PROBLEM.
All lines in which the word "PLAN" occurs are to be extracted.

INFORMATION GIVEN.
::::::::

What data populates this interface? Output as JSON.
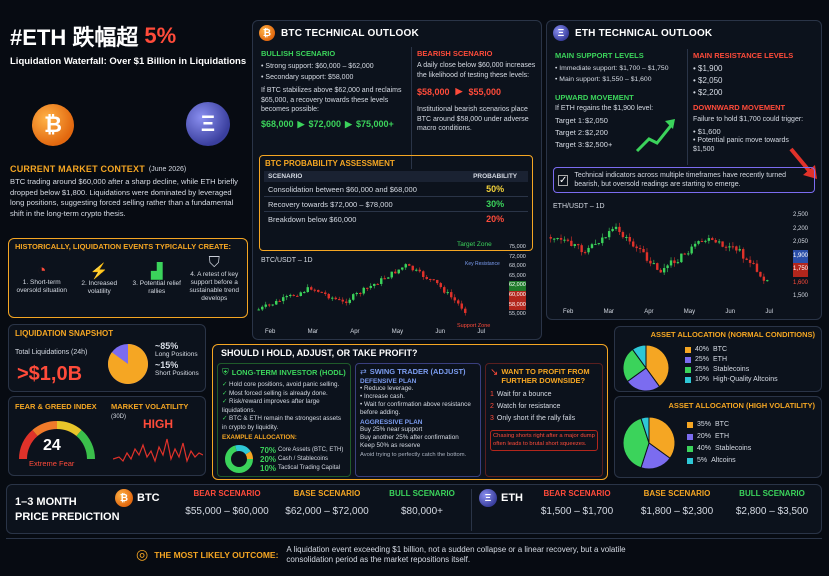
{
  "header": {
    "title": "#ETH 跌幅超",
    "percent": "5%",
    "subtitle": "Liquidation Waterfall: Over $1 Billion in Liquidations"
  },
  "context": {
    "title": "CURRENT MARKET CONTEXT",
    "date": "(June 2026)",
    "text": "BTC trading around $60,000 after a sharp decline, while ETH briefly dropped below $1,800. Liquidations were dominated by leveraged long positions, suggesting forced selling rather than a fundamental shift in the long-term crypto thesis."
  },
  "history": {
    "title": "HISTORICALLY, LIQUIDATION EVENTS TYPICALLY CREATE:",
    "items": [
      "1. Short-term oversold situation",
      "2. Increased volatility",
      "3. Potential relief rallies",
      "4. A retest of key support before a sustainable trend develops"
    ]
  },
  "liquidation": {
    "title": "LIQUIDATION SNAPSHOT",
    "label": "Total Liquidations (24h)",
    "value": ">$1,0B",
    "long_pct": "~85%",
    "long_label": "Long Positions",
    "short_pct": "~15%",
    "short_label": "Short Positions",
    "long_fraction": 0.85
  },
  "fear": {
    "title": "FEAR & GREED INDEX",
    "value": "24",
    "label": "Extreme Fear",
    "vol_title": "MARKET VOLATILITY",
    "vol_period": "(30D)",
    "vol_value": "HIGH"
  },
  "btc_outlook": {
    "coin": "₿",
    "title": "BTC TECHNICAL OUTLOOK",
    "bull_title": "BULLISH SCENARIO",
    "bull_items": [
      "Strong support: $60,000 – $62,000",
      "Secondary support: $58,000"
    ],
    "bull_text": "If BTC stabilizes above $62,000 and reclaims $65,000, a recovery towards these levels becomes possible:",
    "bull_targets": [
      "$68,000",
      "$72,000",
      "$75,000+"
    ],
    "bear_title": "BEARISH SCENARIO",
    "bear_text": "A daily close below $60,000 increases the likelihood of testing these levels:",
    "bear_targets": [
      "$58,000",
      "$55,000"
    ],
    "bear_note": "Institutional bearish scenarios place BTC around $58,000 under adverse macro conditions."
  },
  "btc_prob": {
    "title": "BTC PROBABILITY ASSESSMENT",
    "col1": "SCENARIO",
    "col2": "PROBABILITY",
    "rows": [
      {
        "scenario": "Consolidation between $60,000 and $68,000",
        "prob": "50%"
      },
      {
        "scenario": "Recovery towards $72,000 – $78,000",
        "prob": "30%"
      },
      {
        "scenario": "Breakdown below $60,000",
        "prob": "20%"
      }
    ]
  },
  "btc_chart": {
    "label": "BTC/USDT – 1D",
    "target_zone": "Target Zone",
    "key_resistance": "Key Resistance",
    "support_zone": "Support Zone",
    "y_labels": [
      "75,000",
      "72,000",
      "68,000",
      "65,000",
      "62,000",
      "60,000",
      "58,000",
      "55,000"
    ],
    "x_labels": [
      "Feb",
      "Mar",
      "Apr",
      "May",
      "Jun",
      "Jul"
    ]
  },
  "eth_outlook": {
    "coin": "Ξ",
    "title": "ETH TECHNICAL OUTLOOK",
    "support_title": "MAIN SUPPORT LEVELS",
    "support_items": [
      "Immediate support: $1,700 – $1,750",
      "Main support: $1,550 – $1,600"
    ],
    "resist_title": "MAIN RESISTANCE LEVELS",
    "resist_items": [
      "$1,900",
      "$2,050",
      "$2,200"
    ],
    "up_title": "UPWARD MOVEMENT",
    "up_text": "If ETH regains the $1,900 level:",
    "targets": [
      {
        "label": "Target 1:",
        "value": "$2,050"
      },
      {
        "label": "Target 2:",
        "value": "$2,200"
      },
      {
        "label": "Target 3:",
        "value": "$2,500+"
      }
    ],
    "down_title": "DOWNWARD MOVEMENT",
    "down_text": "Failure to hold $1,700 could trigger:",
    "down_items": [
      "$1,600",
      "Potential panic move towards $1,500"
    ],
    "note": "Technical indicators across multiple timeframes have recently turned bearish, but oversold readings are starting to emerge."
  },
  "eth_chart": {
    "label": "ETH/USDT – 1D",
    "y_labels": [
      "2,500",
      "2,200",
      "2,050",
      "1,900",
      "1,750",
      "1,600",
      "1,500"
    ],
    "x_labels": [
      "Feb",
      "Mar",
      "Apr",
      "May",
      "Jun",
      "Jul"
    ]
  },
  "hold": {
    "title": "SHOULD I HOLD, ADJUST, OR TAKE PROFIT?",
    "long_title": "LONG-TERM INVESTOR (HODL)",
    "long_items": [
      "Hold core positions, avoid panic selling.",
      "Most forced selling is already done.",
      "Risk/reward improves after large liquidations.",
      "BTC & ETH remain the strongest assets in crypto by liquidity."
    ],
    "alloc_title": "EXAMPLE ALLOCATION:",
    "alloc": [
      {
        "pct": "70%",
        "label": "Core Assets (BTC, ETH)"
      },
      {
        "pct": "20%",
        "label": "Cash / Stablecoins"
      },
      {
        "pct": "10%",
        "label": "Tactical Trading Capital"
      }
    ],
    "swing_title": "SWING TRADER (ADJUST)",
    "def_title": "DEFENSIVE PLAN",
    "def_items": [
      "Reduce leverage.",
      "Increase cash.",
      "Wait for confirmation above resistance before adding."
    ],
    "agg_title": "AGGRESSIVE PLAN",
    "agg_items": [
      "Buy 25% near support",
      "Buy another 25% after confirmation",
      "Keep 50% as reserve"
    ],
    "agg_note": "Avoid trying to perfectly catch the bottom.",
    "profit_title": "WANT TO PROFIT FROM FURTHER DOWNSIDE?",
    "profit_items": [
      "Wait for a bounce",
      "Watch for resistance",
      "Only short if the rally fails"
    ],
    "warning": "Chasing shorts right after a major dump often leads to brutal short squeezes."
  },
  "alloc_normal": {
    "title": "ASSET ALLOCATION (NORMAL CONDITIONS)",
    "items": [
      {
        "pct": "40%",
        "label": "BTC",
        "color": "#f5a623",
        "value": 40
      },
      {
        "pct": "25%",
        "label": "ETH",
        "color": "#7b6cf0",
        "value": 25
      },
      {
        "pct": "25%",
        "label": "Stablecoins",
        "color": "#3bd35b",
        "value": 25
      },
      {
        "pct": "10%",
        "label": "High-Quality Altcoins",
        "color": "#2ec7d6",
        "value": 10
      }
    ]
  },
  "alloc_high": {
    "title": "ASSET ALLOCATION (HIGH VOLATILITY)",
    "items": [
      {
        "pct": "35%",
        "label": "BTC",
        "color": "#f5a623",
        "value": 35
      },
      {
        "pct": "20%",
        "label": "ETH",
        "color": "#7b6cf0",
        "value": 20
      },
      {
        "pct": "40%",
        "label": "Stablecoins",
        "color": "#3bd35b",
        "value": 40
      },
      {
        "pct": "5%",
        "label": "Altcoins",
        "color": "#2ec7d6",
        "value": 5
      }
    ]
  },
  "prediction": {
    "title1": "1–3 MONTH",
    "title2": "PRICE PREDICTION",
    "btc_label": "BTC",
    "eth_label": "ETH",
    "bear": "BEAR SCENARIO",
    "base": "BASE SCENARIO",
    "bull": "BULL SCENARIO",
    "btc": [
      "$55,000 – $60,000",
      "$62,000 – $72,000",
      "$80,000+"
    ],
    "eth": [
      "$1,500 – $1,700",
      "$1,800 – $2,300",
      "$2,800 – $3,500"
    ]
  },
  "outcome": {
    "title": "THE MOST LIKELY OUTCOME:",
    "text": "A liquidation event exceeding $1 billion, not a sudden collapse or a linear recovery, but a volatile consolidation period as the market repositions itself."
  },
  "colors": {
    "orange": "#f5a623",
    "red": "#ff4b3a",
    "green": "#3bd35b",
    "purple": "#7b6cf0"
  }
}
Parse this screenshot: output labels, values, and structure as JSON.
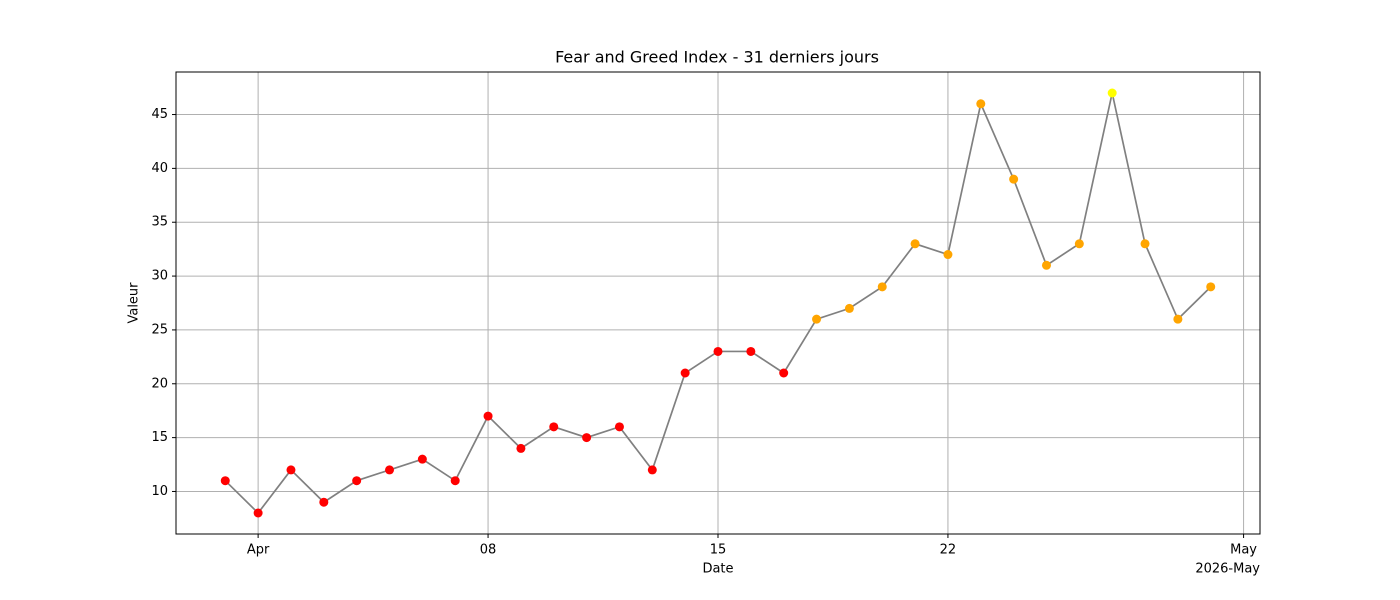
{
  "chart_data": {
    "type": "line",
    "title": "Fear and Greed Index - 31 derniers jours",
    "x_label": "Date",
    "y_label": "Valeur",
    "x_offset_label": "2026-May",
    "x": [
      "2026-03-31",
      "2026-04-01",
      "2026-04-02",
      "2026-04-03",
      "2026-04-04",
      "2026-04-05",
      "2026-04-06",
      "2026-04-07",
      "2026-04-08",
      "2026-04-09",
      "2026-04-10",
      "2026-04-11",
      "2026-04-12",
      "2026-04-13",
      "2026-04-14",
      "2026-04-15",
      "2026-04-16",
      "2026-04-17",
      "2026-04-18",
      "2026-04-19",
      "2026-04-20",
      "2026-04-21",
      "2026-04-22",
      "2026-04-23",
      "2026-04-24",
      "2026-04-25",
      "2026-04-26",
      "2026-04-27",
      "2026-04-28",
      "2026-04-29",
      "2026-04-30"
    ],
    "series": [
      {
        "color": "#808080",
        "values": [
          11,
          8,
          12,
          9,
          11,
          12,
          13,
          11,
          17,
          14,
          16,
          15,
          16,
          12,
          21,
          23,
          23,
          21,
          26,
          27,
          29,
          33,
          32,
          46,
          39,
          31,
          33,
          47,
          33,
          26,
          29
        ],
        "point_colors": [
          "#ff0000",
          "#ff0000",
          "#ff0000",
          "#ff0000",
          "#ff0000",
          "#ff0000",
          "#ff0000",
          "#ff0000",
          "#ff0000",
          "#ff0000",
          "#ff0000",
          "#ff0000",
          "#ff0000",
          "#ff0000",
          "#ff0000",
          "#ff0000",
          "#ff0000",
          "#ff0000",
          "#ffa500",
          "#ffa500",
          "#ffa500",
          "#ffa500",
          "#ffa500",
          "#ffa500",
          "#ffa500",
          "#ffa500",
          "#ffa500",
          "#ffff00",
          "#ffa500",
          "#ffa500",
          "#ffa500"
        ]
      }
    ],
    "xlim": [
      "2026-03-29T12:00:00",
      "2026-05-01T12:00:00"
    ],
    "xticks": [
      {
        "value": "2026-04-01",
        "label": "Apr"
      },
      {
        "value": "2026-04-08",
        "label": "08"
      },
      {
        "value": "2026-04-15",
        "label": "15"
      },
      {
        "value": "2026-04-22",
        "label": "22"
      },
      {
        "value": "2026-05-01",
        "label": "May"
      }
    ],
    "ylim": [
      6.05,
      48.95
    ],
    "yticks": [
      10,
      15,
      20,
      25,
      30,
      35,
      40,
      45
    ],
    "grid": true
  }
}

::::::::

THE ANSWER.
    "def_title": "DEFENSIVE PLAN",
    "agg_title": "AGGRESSIVE PLAN",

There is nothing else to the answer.